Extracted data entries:
"""

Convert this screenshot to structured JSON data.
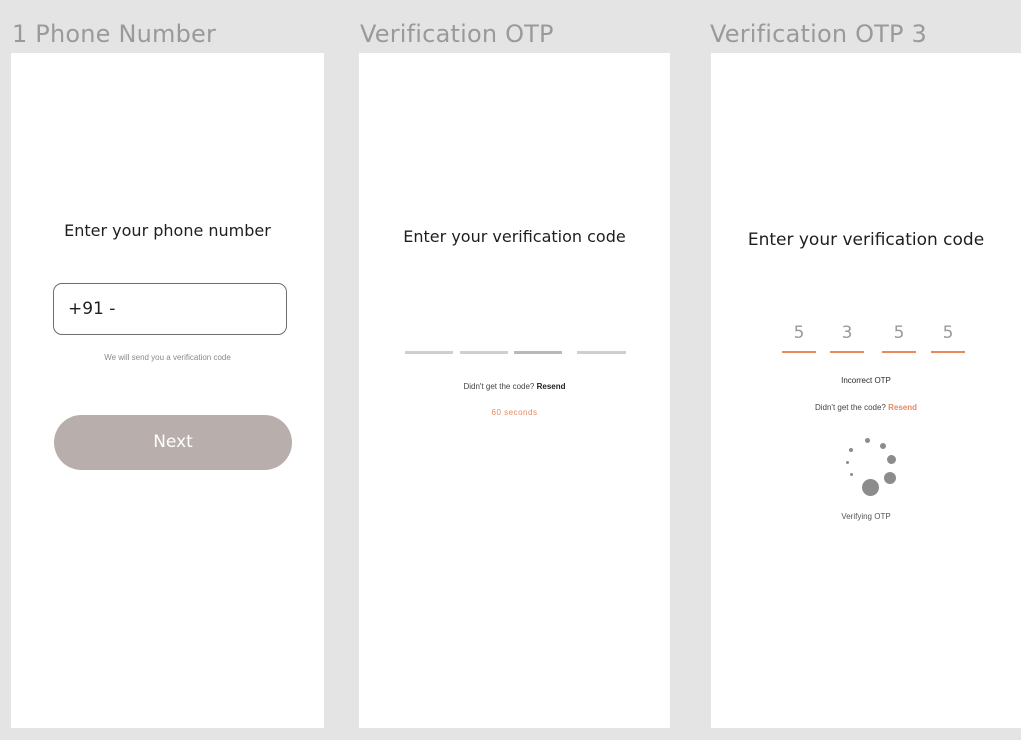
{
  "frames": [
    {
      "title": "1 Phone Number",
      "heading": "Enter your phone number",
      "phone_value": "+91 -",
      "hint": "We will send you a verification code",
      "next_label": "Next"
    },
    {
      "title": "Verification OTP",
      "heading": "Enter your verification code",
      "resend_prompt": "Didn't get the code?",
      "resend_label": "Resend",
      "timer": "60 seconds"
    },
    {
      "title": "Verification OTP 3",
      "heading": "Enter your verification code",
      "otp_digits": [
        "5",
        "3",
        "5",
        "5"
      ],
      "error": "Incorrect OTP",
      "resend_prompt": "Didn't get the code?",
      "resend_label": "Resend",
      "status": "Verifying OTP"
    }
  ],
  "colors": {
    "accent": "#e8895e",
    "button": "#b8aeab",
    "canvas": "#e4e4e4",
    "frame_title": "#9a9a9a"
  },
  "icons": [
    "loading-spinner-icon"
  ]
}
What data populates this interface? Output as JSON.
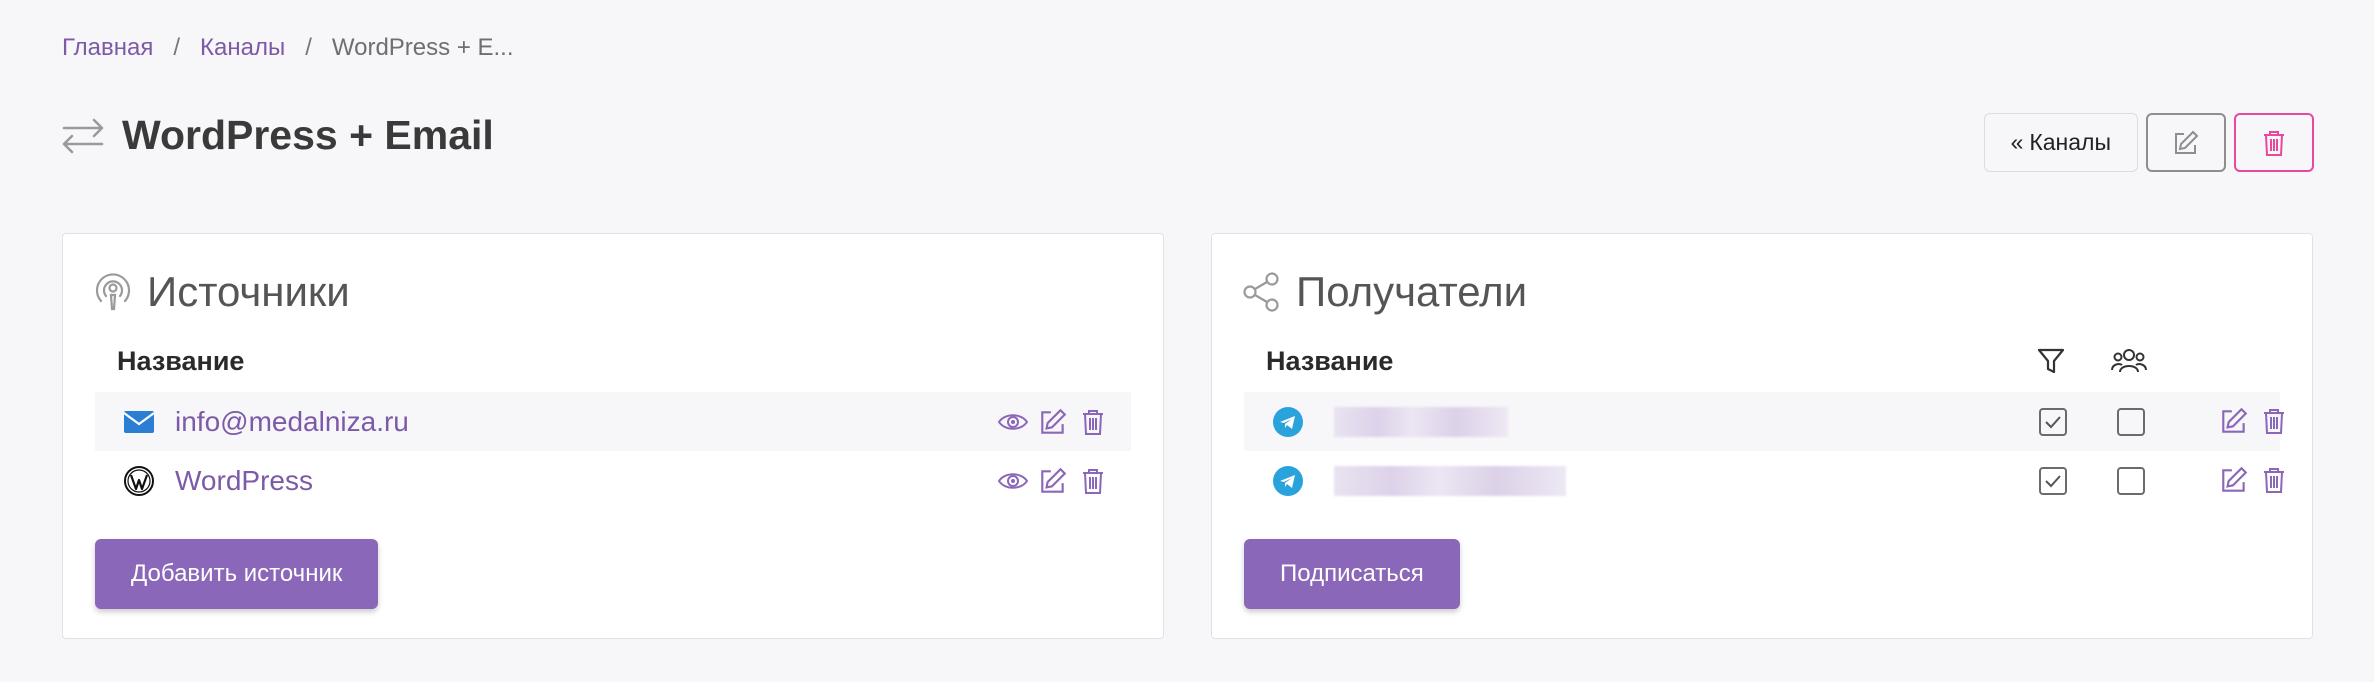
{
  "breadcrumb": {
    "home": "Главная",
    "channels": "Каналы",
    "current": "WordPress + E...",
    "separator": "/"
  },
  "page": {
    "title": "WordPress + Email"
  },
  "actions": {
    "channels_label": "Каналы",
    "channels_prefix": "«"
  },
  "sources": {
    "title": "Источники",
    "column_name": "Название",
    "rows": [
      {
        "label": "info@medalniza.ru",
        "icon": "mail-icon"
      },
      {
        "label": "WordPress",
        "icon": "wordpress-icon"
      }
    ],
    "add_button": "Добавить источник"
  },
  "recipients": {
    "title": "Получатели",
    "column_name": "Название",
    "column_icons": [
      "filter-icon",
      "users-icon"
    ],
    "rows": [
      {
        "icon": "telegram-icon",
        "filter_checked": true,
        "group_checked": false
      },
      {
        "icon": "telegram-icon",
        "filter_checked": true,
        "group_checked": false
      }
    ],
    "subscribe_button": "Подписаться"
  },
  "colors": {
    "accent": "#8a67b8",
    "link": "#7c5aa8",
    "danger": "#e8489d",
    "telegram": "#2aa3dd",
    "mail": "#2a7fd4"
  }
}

"""
"""

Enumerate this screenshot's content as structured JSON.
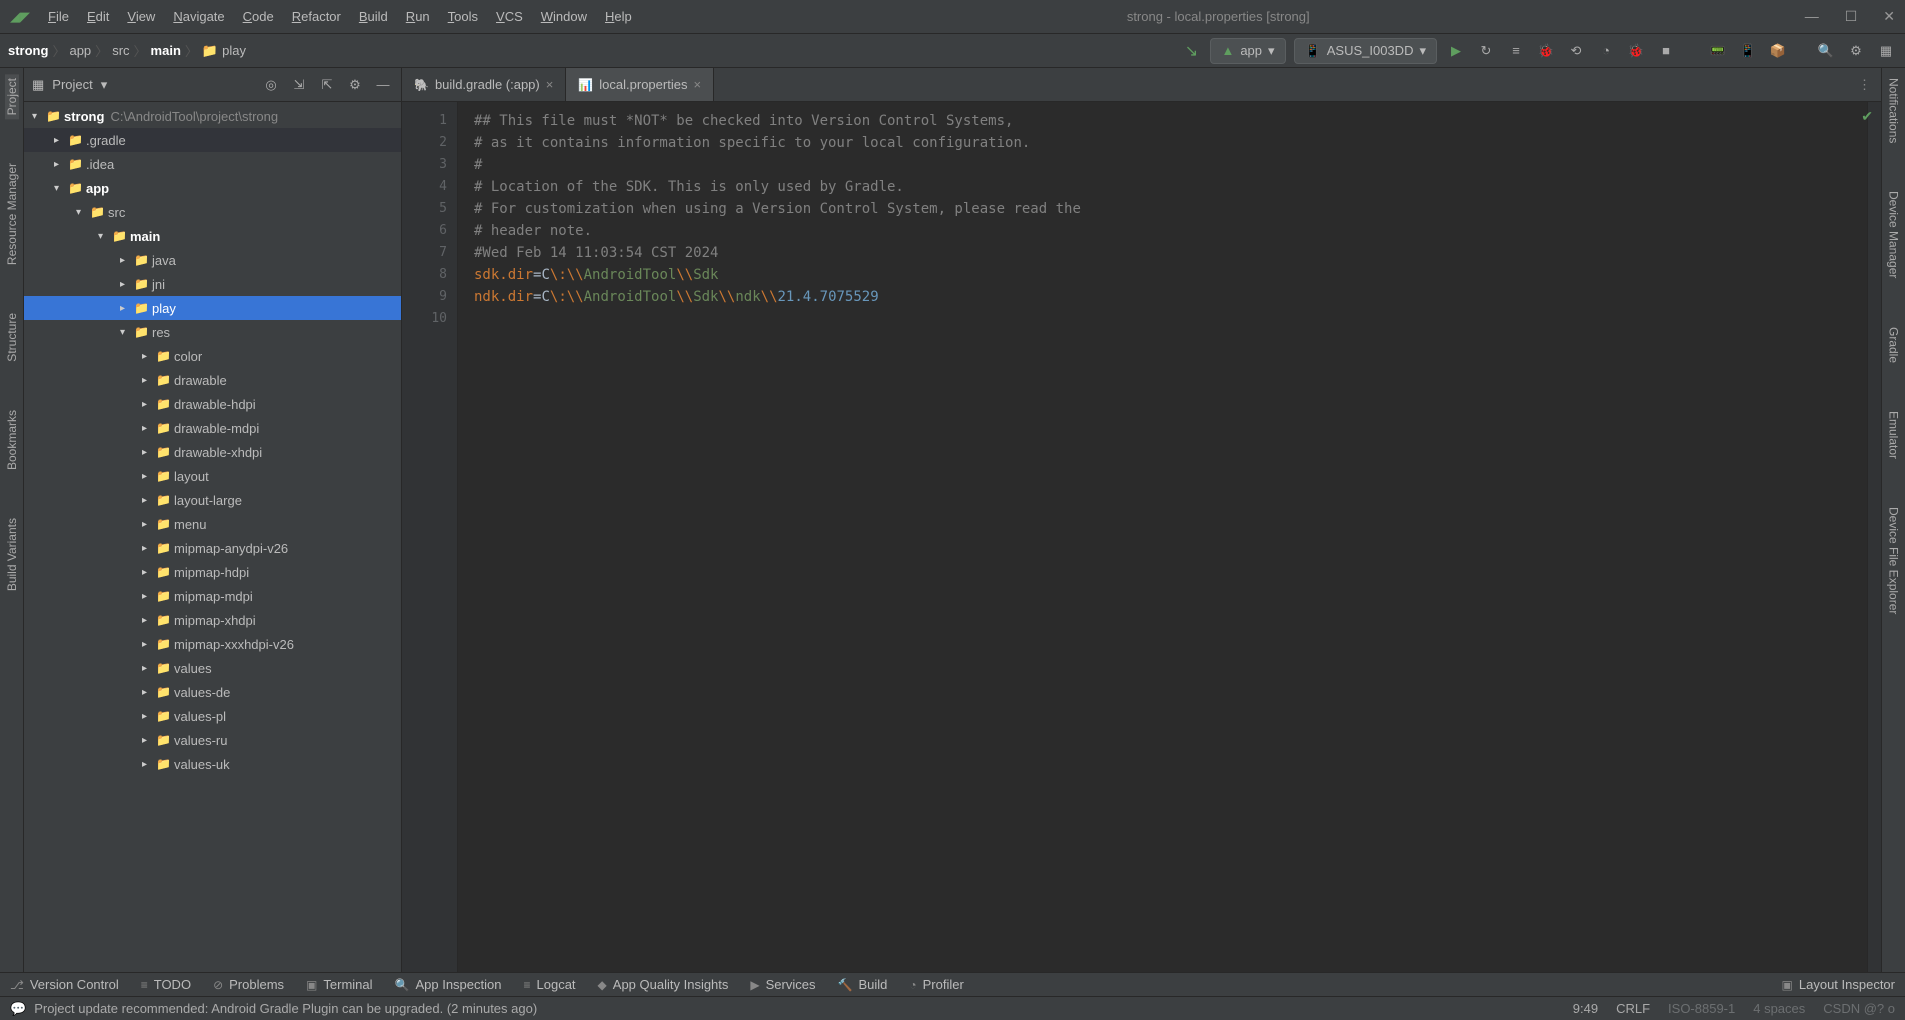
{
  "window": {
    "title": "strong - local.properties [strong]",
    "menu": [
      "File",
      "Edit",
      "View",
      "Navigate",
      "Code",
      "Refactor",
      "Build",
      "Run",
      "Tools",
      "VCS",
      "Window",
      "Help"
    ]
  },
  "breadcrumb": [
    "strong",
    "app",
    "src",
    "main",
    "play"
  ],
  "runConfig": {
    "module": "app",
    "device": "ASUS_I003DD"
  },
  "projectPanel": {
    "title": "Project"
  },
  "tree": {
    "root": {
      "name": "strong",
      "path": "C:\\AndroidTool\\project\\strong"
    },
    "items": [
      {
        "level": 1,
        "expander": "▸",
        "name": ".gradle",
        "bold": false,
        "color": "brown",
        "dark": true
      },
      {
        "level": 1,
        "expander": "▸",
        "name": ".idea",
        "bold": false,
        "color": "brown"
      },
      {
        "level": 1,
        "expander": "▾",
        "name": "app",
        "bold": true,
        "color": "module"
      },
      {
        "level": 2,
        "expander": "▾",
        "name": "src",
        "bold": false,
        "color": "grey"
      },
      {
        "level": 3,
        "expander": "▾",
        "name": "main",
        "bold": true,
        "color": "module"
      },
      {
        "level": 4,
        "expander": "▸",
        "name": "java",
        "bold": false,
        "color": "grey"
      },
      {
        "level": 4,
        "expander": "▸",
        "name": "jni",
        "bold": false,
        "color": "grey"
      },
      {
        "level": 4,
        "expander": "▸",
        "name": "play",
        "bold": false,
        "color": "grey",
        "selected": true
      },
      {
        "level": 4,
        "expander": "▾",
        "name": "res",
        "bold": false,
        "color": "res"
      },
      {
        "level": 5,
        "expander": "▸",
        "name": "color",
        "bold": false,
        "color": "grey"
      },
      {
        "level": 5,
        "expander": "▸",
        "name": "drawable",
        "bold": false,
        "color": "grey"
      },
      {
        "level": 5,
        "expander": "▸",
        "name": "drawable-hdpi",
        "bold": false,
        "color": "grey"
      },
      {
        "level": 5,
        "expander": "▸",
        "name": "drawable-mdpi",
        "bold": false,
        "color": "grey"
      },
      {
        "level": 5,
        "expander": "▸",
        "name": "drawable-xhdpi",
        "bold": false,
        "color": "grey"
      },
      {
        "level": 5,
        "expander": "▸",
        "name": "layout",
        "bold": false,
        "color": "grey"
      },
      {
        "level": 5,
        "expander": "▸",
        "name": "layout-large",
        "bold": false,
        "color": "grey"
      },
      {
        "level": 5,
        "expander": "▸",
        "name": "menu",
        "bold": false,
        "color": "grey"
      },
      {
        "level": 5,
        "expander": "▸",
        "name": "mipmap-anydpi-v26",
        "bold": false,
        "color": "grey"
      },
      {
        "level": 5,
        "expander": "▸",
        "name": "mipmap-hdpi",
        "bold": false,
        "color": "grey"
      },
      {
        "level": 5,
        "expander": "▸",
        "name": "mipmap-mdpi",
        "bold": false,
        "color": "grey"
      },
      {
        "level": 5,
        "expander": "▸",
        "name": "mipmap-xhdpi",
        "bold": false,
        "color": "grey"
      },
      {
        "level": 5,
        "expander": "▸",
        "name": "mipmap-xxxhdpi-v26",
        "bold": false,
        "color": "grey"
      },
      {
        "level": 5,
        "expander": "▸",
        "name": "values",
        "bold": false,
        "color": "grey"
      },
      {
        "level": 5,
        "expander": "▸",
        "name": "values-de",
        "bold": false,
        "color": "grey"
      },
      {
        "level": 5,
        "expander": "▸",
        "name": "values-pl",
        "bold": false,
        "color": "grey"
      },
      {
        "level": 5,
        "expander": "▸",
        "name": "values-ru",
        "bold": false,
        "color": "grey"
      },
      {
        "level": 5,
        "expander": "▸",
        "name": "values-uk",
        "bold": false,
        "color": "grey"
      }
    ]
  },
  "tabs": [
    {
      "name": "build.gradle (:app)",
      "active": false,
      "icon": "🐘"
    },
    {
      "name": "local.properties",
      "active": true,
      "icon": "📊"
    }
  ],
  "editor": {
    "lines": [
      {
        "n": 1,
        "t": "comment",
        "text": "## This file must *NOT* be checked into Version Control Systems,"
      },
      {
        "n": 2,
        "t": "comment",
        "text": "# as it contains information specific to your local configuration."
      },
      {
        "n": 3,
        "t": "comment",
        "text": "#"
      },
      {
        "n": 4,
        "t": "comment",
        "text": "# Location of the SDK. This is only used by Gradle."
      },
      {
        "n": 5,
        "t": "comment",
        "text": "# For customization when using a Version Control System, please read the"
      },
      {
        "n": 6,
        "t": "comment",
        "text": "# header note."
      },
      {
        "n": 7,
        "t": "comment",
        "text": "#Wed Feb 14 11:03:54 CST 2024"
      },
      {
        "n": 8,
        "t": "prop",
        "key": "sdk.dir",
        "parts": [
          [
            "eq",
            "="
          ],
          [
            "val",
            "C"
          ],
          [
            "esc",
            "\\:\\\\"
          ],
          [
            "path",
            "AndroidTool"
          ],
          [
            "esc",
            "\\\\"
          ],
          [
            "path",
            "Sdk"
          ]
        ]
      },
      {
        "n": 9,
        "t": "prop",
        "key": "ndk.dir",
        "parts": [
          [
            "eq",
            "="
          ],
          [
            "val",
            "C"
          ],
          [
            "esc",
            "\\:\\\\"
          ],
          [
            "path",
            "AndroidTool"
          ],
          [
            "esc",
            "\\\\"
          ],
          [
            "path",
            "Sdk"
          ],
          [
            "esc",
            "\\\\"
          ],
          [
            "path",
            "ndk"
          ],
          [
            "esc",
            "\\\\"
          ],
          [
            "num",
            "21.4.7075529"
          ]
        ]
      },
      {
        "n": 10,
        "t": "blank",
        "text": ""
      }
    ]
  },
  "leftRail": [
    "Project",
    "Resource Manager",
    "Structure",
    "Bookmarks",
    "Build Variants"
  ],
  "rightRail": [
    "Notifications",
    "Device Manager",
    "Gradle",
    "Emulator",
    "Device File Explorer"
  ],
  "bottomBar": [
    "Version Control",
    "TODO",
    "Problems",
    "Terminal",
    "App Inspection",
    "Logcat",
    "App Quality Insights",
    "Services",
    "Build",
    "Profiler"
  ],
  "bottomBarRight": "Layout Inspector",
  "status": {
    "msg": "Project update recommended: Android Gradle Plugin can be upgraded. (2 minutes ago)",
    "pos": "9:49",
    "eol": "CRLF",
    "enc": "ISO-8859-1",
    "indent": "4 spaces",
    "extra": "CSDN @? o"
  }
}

"""

[Exercise requirements] Return every line above that contains the word "Version".

[Exercise solution]
        "text": "## This file must *NOT* be checked into Version Control Systems,"
        "text": "# For customization when using a Version Control System, please read the"
    "Version Control",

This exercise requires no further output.